■ Short exercise
Every record that follows must be duplicated exactly, with images left out.

Collection entries:
- - - -

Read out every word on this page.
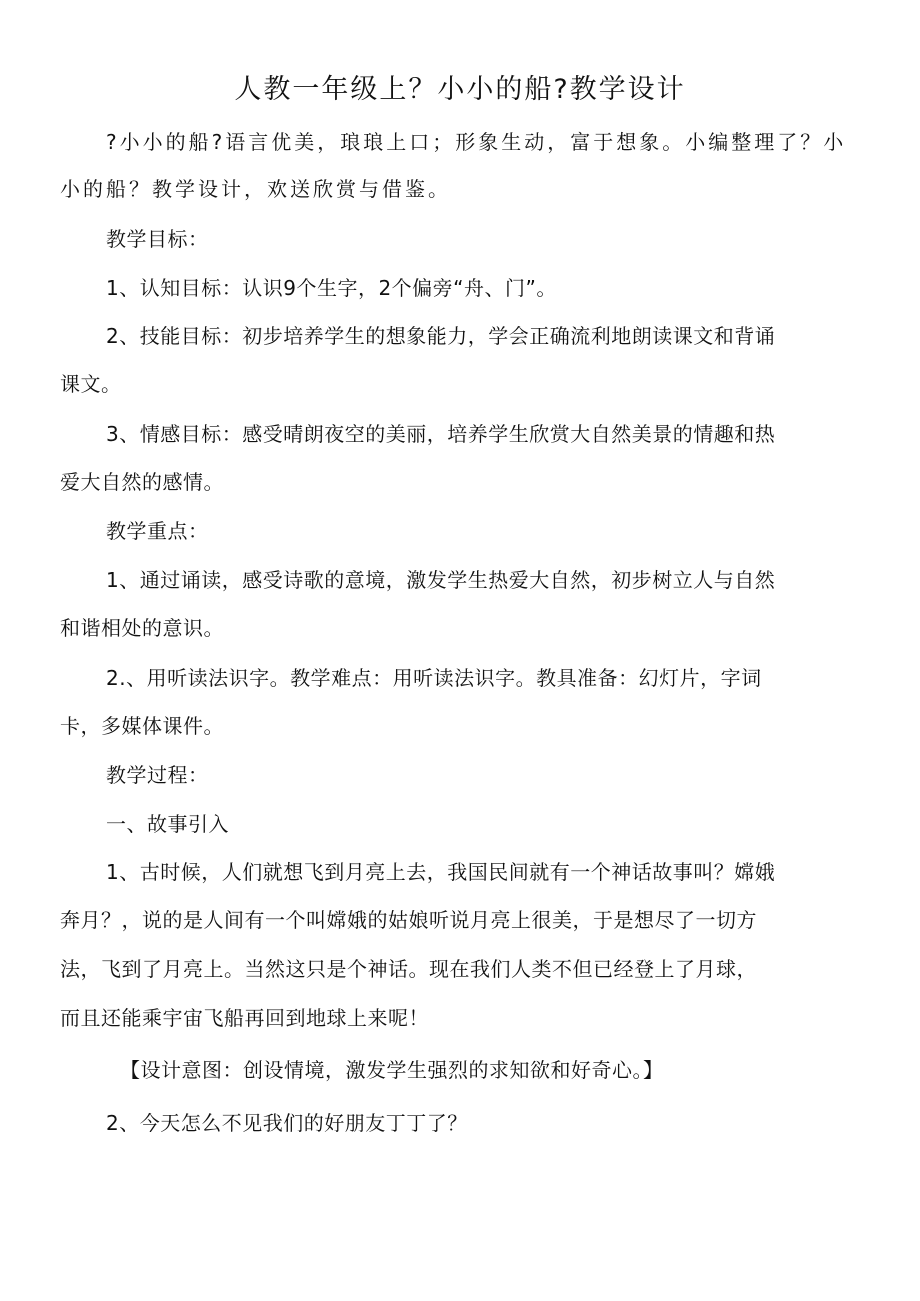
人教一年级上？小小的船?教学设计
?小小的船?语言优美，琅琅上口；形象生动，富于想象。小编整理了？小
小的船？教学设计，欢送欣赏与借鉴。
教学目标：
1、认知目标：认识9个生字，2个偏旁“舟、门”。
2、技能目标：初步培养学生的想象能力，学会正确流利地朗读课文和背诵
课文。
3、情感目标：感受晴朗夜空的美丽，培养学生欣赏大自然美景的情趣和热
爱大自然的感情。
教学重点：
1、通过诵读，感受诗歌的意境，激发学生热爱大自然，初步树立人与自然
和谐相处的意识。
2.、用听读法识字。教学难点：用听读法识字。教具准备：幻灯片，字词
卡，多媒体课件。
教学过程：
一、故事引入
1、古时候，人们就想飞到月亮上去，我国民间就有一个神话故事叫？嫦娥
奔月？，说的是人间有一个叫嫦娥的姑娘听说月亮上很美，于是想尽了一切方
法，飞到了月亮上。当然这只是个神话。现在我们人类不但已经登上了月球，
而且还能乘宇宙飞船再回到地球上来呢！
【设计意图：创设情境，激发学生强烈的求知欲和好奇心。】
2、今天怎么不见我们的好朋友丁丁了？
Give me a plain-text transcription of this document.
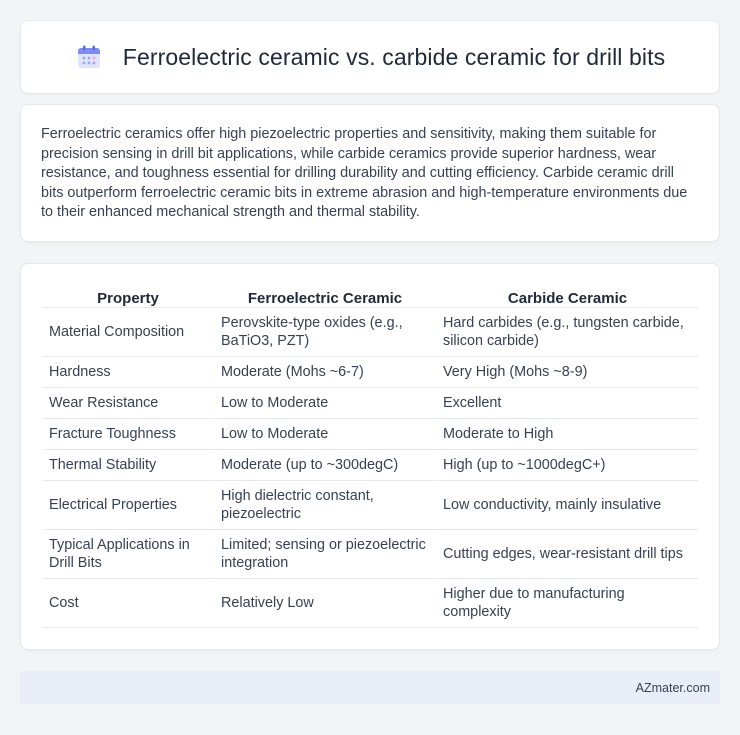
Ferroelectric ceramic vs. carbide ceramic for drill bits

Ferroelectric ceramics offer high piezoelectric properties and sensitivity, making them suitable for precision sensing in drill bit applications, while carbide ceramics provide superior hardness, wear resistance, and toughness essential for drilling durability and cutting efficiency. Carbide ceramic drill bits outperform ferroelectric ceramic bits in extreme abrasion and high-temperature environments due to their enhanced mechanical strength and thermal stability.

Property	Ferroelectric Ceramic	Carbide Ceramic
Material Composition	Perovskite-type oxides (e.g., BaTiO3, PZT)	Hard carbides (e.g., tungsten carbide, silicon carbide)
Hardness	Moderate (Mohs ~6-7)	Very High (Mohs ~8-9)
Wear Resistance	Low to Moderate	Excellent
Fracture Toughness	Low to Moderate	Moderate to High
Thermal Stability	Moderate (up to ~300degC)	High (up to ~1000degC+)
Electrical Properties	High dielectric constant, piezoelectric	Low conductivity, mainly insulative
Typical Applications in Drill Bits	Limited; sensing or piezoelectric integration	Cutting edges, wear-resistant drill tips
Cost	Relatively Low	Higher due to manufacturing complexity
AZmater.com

- - - -

■ Output below
Read out every word on this page.
人教一年级上？小小的船?教学设计
?小小的船?语言优美，琅琅上口；形象生动，富于想象。小编整理了？小
小的船？教学设计，欢送欣赏与借鉴。
教学目标：
1、认知目标：认识9个生字，2个偏旁“舟、门”。
2、技能目标：初步培养学生的想象能力，学会正确流利地朗读课文和背诵
课文。
3、情感目标：感受晴朗夜空的美丽，培养学生欣赏大自然美景的情趣和热
爱大自然的感情。
教学重点：
1、通过诵读，感受诗歌的意境，激发学生热爱大自然，初步树立人与自然
和谐相处的意识。
2.、用听读法识字。教学难点：用听读法识字。教具准备：幻灯片，字词
卡，多媒体课件。
教学过程：
一、故事引入
1、古时候，人们就想飞到月亮上去，我国民间就有一个神话故事叫？嫦娥
奔月？，说的是人间有一个叫嫦娥的姑娘听说月亮上很美，于是想尽了一切方
法，飞到了月亮上。当然这只是个神话。现在我们人类不但已经登上了月球，
而且还能乘宇宙飞船再回到地球上来呢！
【设计意图：创设情境，激发学生强烈的求知欲和好奇心。】
2、今天怎么不见我们的好朋友丁丁了？
Give me a plain-text transcription of this document.
Ferroelectric ceramic vs. carbide ceramic for drill bits

Ferroelectric ceramics offer high piezoelectric properties and sensitivity, making them suitable for precision sensing in drill bit applications, while carbide ceramics provide superior hardness, wear resistance, and toughness essential for drilling durability and cutting efficiency. Carbide ceramic drill bits outperform ferroelectric ceramic bits in extreme abrasion and high-temperature environments due to their enhanced mechanical strength and thermal stability.

Property	Ferroelectric Ceramic	Carbide Ceramic
Material Composition	Perovskite-type oxides (e.g., BaTiO3, PZT)	Hard carbides (e.g., tungsten carbide, silicon carbide)
Hardness	Moderate (Mohs ~6-7)	Very High (Mohs ~8-9)
Wear Resistance	Low to Moderate	Excellent
Fracture Toughness	Low to Moderate	Moderate to High
Thermal Stability	Moderate (up to ~300degC)	High (up to ~1000degC+)
Electrical Properties	High dielectric constant, piezoelectric	Low conductivity, mainly insulative
Typical Applications in Drill Bits	Limited; sensing or piezoelectric integration	Cutting edges, wear-resistant drill tips
Cost	Relatively Low	Higher due to manufacturing complexity
AZmater.com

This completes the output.